Recorded data:
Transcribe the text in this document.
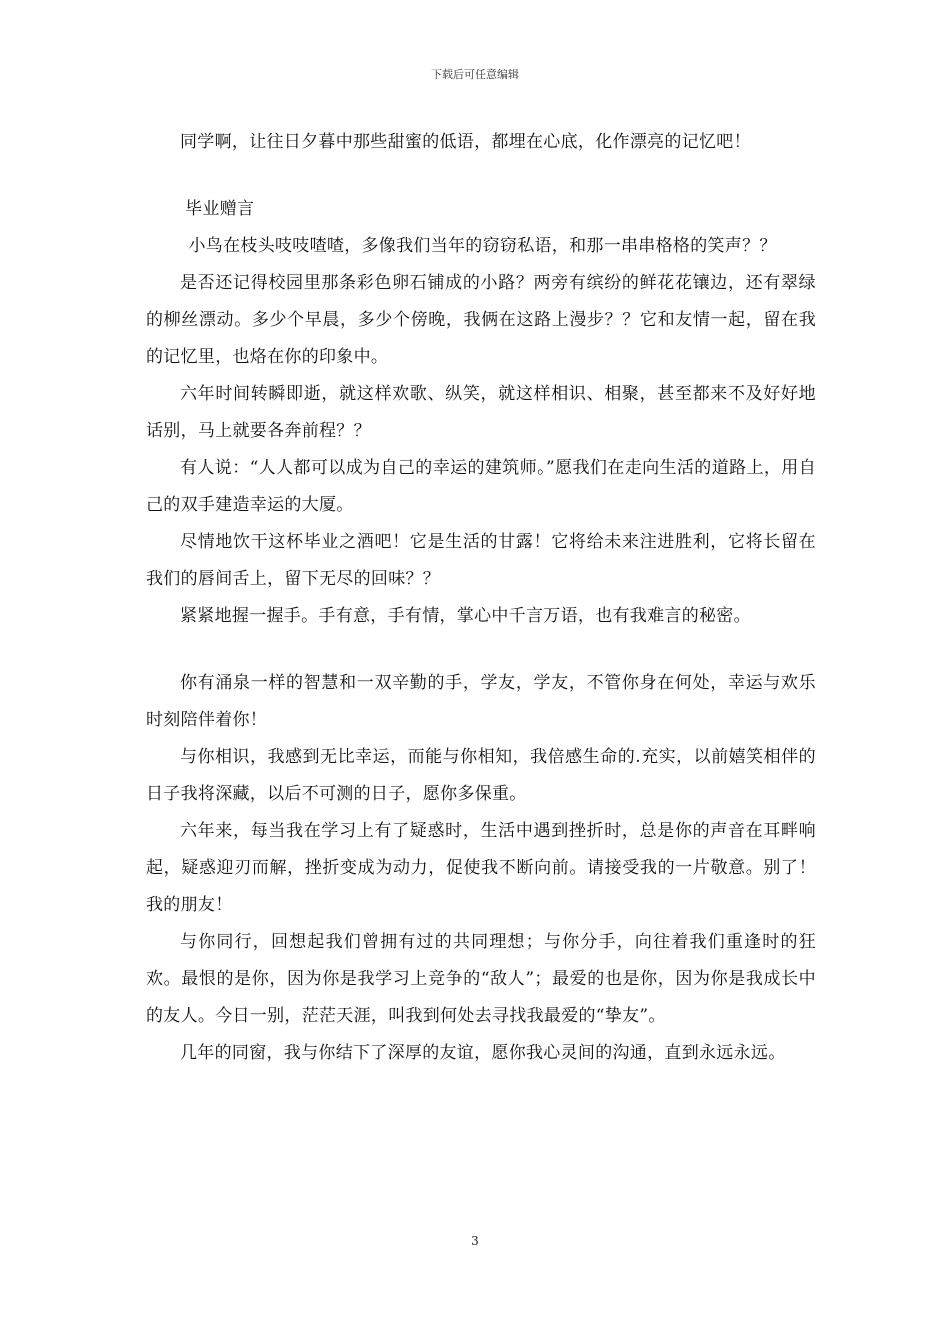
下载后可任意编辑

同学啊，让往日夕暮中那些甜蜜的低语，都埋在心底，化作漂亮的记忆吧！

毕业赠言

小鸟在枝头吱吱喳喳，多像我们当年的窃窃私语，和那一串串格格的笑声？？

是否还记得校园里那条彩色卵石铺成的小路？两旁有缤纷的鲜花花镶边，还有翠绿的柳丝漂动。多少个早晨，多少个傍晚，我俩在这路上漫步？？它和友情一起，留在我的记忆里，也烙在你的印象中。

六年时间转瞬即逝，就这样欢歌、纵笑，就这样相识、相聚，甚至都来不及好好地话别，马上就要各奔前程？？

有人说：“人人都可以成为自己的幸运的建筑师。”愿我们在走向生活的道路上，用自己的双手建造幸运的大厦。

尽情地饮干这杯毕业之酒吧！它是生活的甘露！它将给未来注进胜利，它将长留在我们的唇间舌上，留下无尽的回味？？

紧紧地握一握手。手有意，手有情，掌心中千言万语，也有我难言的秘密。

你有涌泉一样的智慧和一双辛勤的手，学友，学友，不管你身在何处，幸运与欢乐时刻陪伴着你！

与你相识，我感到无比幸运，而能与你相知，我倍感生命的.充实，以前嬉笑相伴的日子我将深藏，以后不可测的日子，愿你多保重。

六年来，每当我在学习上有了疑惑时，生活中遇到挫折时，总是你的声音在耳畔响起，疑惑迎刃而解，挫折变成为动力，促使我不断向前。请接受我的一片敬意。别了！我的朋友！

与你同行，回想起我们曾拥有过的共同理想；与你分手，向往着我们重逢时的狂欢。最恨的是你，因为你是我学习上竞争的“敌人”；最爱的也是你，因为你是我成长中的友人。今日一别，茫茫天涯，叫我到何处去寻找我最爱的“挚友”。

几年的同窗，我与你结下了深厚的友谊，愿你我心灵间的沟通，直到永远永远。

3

**Instructions for the task**.
Transcribe every entry above exactly. Omit all pictures.

**Complete output**.
Transcribe the text in this document.
下载后可任意编辑

同学啊，让往日夕暮中那些甜蜜的低语，都埋在心底，化作漂亮的记忆吧！

毕业赠言

小鸟在枝头吱吱喳喳，多像我们当年的窃窃私语，和那一串串格格的笑声？？

是否还记得校园里那条彩色卵石铺成的小路？两旁有缤纷的鲜花花镶边，还有翠绿的柳丝漂动。多少个早晨，多少个傍晚，我俩在这路上漫步？？它和友情一起，留在我的记忆里，也烙在你的印象中。

六年时间转瞬即逝，就这样欢歌、纵笑，就这样相识、相聚，甚至都来不及好好地话别，马上就要各奔前程？？

有人说：“人人都可以成为自己的幸运的建筑师。”愿我们在走向生活的道路上，用自己的双手建造幸运的大厦。

尽情地饮干这杯毕业之酒吧！它是生活的甘露！它将给未来注进胜利，它将长留在我们的唇间舌上，留下无尽的回味？？

紧紧地握一握手。手有意，手有情，掌心中千言万语，也有我难言的秘密。

你有涌泉一样的智慧和一双辛勤的手，学友，学友，不管你身在何处，幸运与欢乐时刻陪伴着你！

与你相识，我感到无比幸运，而能与你相知，我倍感生命的.充实，以前嬉笑相伴的日子我将深藏，以后不可测的日子，愿你多保重。

六年来，每当我在学习上有了疑惑时，生活中遇到挫折时，总是你的声音在耳畔响起，疑惑迎刃而解，挫折变成为动力，促使我不断向前。请接受我的一片敬意。别了！我的朋友！

与你同行，回想起我们曾拥有过的共同理想；与你分手，向往着我们重逢时的狂欢。最恨的是你，因为你是我学习上竞争的“敌人”；最爱的也是你，因为你是我成长中的友人。今日一别，茫茫天涯，叫我到何处去寻找我最爱的“挚友”。

几年的同窗，我与你结下了深厚的友谊，愿你我心灵间的沟通，直到永远永远。

3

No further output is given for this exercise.